Your task: Don't copy the pictures; return every other part of the records exactly.

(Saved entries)
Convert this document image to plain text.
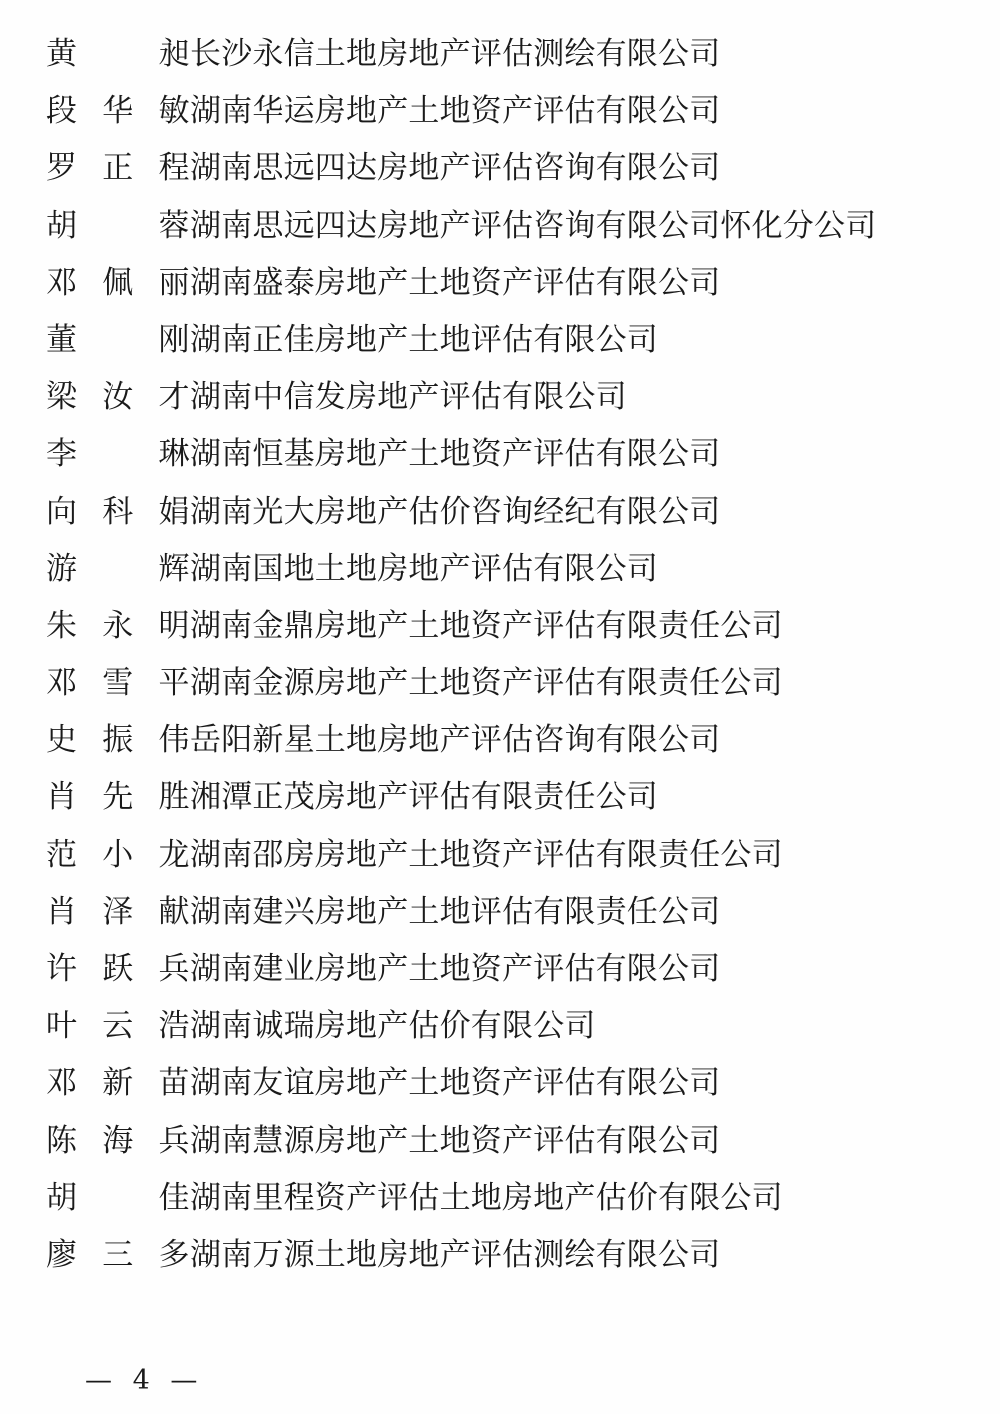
黄　昶 长沙永信土地房地产评估测绘有限公司
段华敏 湖南华运房地产土地资产评估有限公司
罗正程 湖南思远四达房地产评估咨询有限公司
胡　蓉 湖南思远四达房地产评估咨询有限公司怀化分公司
邓佩丽 湖南盛泰房地产土地资产评估有限公司
董　刚 湖南正佳房地产土地评估有限公司
梁汝才 湖南中信发房地产评估有限公司
李　琳 湖南恒基房地产土地资产评估有限公司
向科娟 湖南光大房地产估价咨询经纪有限公司
游　辉 湖南国地土地房地产评估有限公司
朱永明 湖南金鼎房地产土地资产评估有限责任公司
邓雪平 湖南金源房地产土地资产评估有限责任公司
史振伟 岳阳新星土地房地产评估咨询有限公司
肖先胜 湘潭正茂房地产评估有限责任公司
范小龙 湖南邵房房地产土地资产评估有限责任公司
肖泽献 湖南建兴房地产土地评估有限责任公司
许跃兵 湖南建业房地产土地资产评估有限公司
叶云浩 湖南诚瑞房地产估价有限公司
邓新苗 湖南友谊房地产土地资产评估有限公司
陈海兵 湖南慧源房地产土地资产评估有限公司
胡　佳 湖南里程资产评估土地房地产估价有限公司
廖三多 湖南万源土地房地产评估测绘有限公司
— 4 —
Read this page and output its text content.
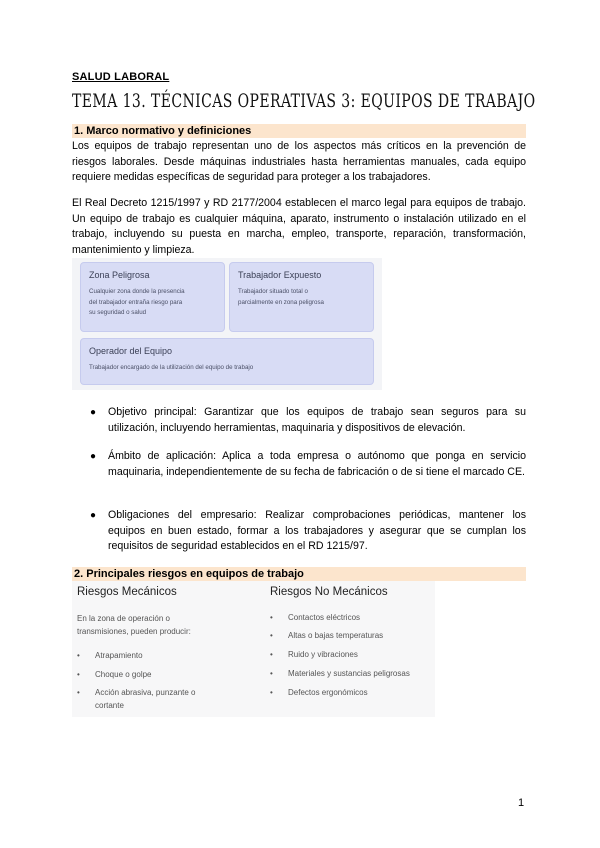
SALUD LABORAL
TEMA 13. TÉCNICAS OPERATIVAS 3: EQUIPOS DE TRABAJO
1. Marco normativo y definiciones
Los equipos de trabajo representan uno de los aspectos más críticos en la prevención de riesgos laborales. Desde máquinas industriales hasta herramientas manuales, cada equipo requiere medidas específicas de seguridad para proteger a los trabajadores.
El Real Decreto 1215/1997 y RD 2177/2004 establecen el marco legal para equipos de trabajo. Un equipo de trabajo es cualquier máquina, aparato, instrumento o instalación utilizado en el trabajo, incluyendo su puesta en marcha, empleo, transporte, reparación, transformación, mantenimiento y limpieza.
Zona Peligrosa
Cualquier zona donde la presencia
del trabajador entraña riesgo para
su seguridad o salud
Trabajador Expuesto
Trabajador situado total o
parcialmente en zona peligrosa
Operador del Equipo
Trabajador encargado de la utilización del equipo de trabajo
● Objetivo principal: Garantizar que los equipos de trabajo sean seguros para su utilización, incluyendo herramientas, maquinaria y dispositivos de elevación.
● Ámbito de aplicación: Aplica a toda empresa o autónomo que ponga en servicio maquinaria, independientemente de su fecha de fabricación o de si tiene el marcado CE.
● Obligaciones del empresario: Realizar comprobaciones periódicas, mantener los equipos en buen estado, formar a los trabajadores y asegurar que se cumplan los requisitos de seguridad establecidos en el RD 1215/97.
2. Principales riesgos en equipos de trabajo
Riesgos Mecánicos
En la zona de operación o
transmisiones, pueden producir:
• Atrapamiento
• Choque o golpe
• Acción abrasiva, punzante o cortante
Riesgos No Mecánicos
• Contactos eléctricos
• Altas o bajas temperaturas
• Ruido y vibraciones
• Materiales y sustancias peligrosas
• Defectos ergonómicos
1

Exercise output:
Convert this document image to plain text.
黄　昶 长沙永信土地房地产评估测绘有限公司
段华敏 湖南华运房地产土地资产评估有限公司
罗正程 湖南思远四达房地产评估咨询有限公司
胡　蓉 湖南思远四达房地产评估咨询有限公司怀化分公司
邓佩丽 湖南盛泰房地产土地资产评估有限公司
董　刚 湖南正佳房地产土地评估有限公司
梁汝才 湖南中信发房地产评估有限公司
李　琳 湖南恒基房地产土地资产评估有限公司
向科娟 湖南光大房地产估价咨询经纪有限公司
游　辉 湖南国地土地房地产评估有限公司
朱永明 湖南金鼎房地产土地资产评估有限责任公司
邓雪平 湖南金源房地产土地资产评估有限责任公司
史振伟 岳阳新星土地房地产评估咨询有限公司
肖先胜 湘潭正茂房地产评估有限责任公司
范小龙 湖南邵房房地产土地资产评估有限责任公司
肖泽献 湖南建兴房地产土地评估有限责任公司
许跃兵 湖南建业房地产土地资产评估有限公司
叶云浩 湖南诚瑞房地产估价有限公司
邓新苗 湖南友谊房地产土地资产评估有限公司
陈海兵 湖南慧源房地产土地资产评估有限公司
胡　佳 湖南里程资产评估土地房地产估价有限公司
廖三多 湖南万源土地房地产评估测绘有限公司
— 4 —
Read this page and output its text content.
SALUD LABORAL
TEMA 13. TÉCNICAS OPERATIVAS 3: EQUIPOS DE TRABAJO
1. Marco normativo y definiciones
Los equipos de trabajo representan uno de los aspectos más críticos en la prevención de riesgos laborales. Desde máquinas industriales hasta herramientas manuales, cada equipo requiere medidas específicas de seguridad para proteger a los trabajadores.
El Real Decreto 1215/1997 y RD 2177/2004 establecen el marco legal para equipos de trabajo. Un equipo de trabajo es cualquier máquina, aparato, instrumento o instalación utilizado en el trabajo, incluyendo su puesta en marcha, empleo, transporte, reparación, transformación, mantenimiento y limpieza.
Zona Peligrosa
Cualquier zona donde la presencia
del trabajador entraña riesgo para
su seguridad o salud
Trabajador Expuesto
Trabajador situado total o
parcialmente en zona peligrosa
Operador del Equipo
Trabajador encargado de la utilización del equipo de trabajo
● Objetivo principal: Garantizar que los equipos de trabajo sean seguros para su utilización, incluyendo herramientas, maquinaria y dispositivos de elevación.
● Ámbito de aplicación: Aplica a toda empresa o autónomo que ponga en servicio maquinaria, independientemente de su fecha de fabricación o de si tiene el marcado CE.
● Obligaciones del empresario: Realizar comprobaciones periódicas, mantener los equipos en buen estado, formar a los trabajadores y asegurar que se cumplan los requisitos de seguridad establecidos en el RD 1215/97.
2. Principales riesgos en equipos de trabajo
Riesgos Mecánicos
En la zona de operación o
transmisiones, pueden producir:
• Atrapamiento
• Choque o golpe
• Acción abrasiva, punzante o cortante
Riesgos No Mecánicos
• Contactos eléctricos
• Altas o bajas temperaturas
• Ruido y vibraciones
• Materiales y sustancias peligrosas
• Defectos ergonómicos
1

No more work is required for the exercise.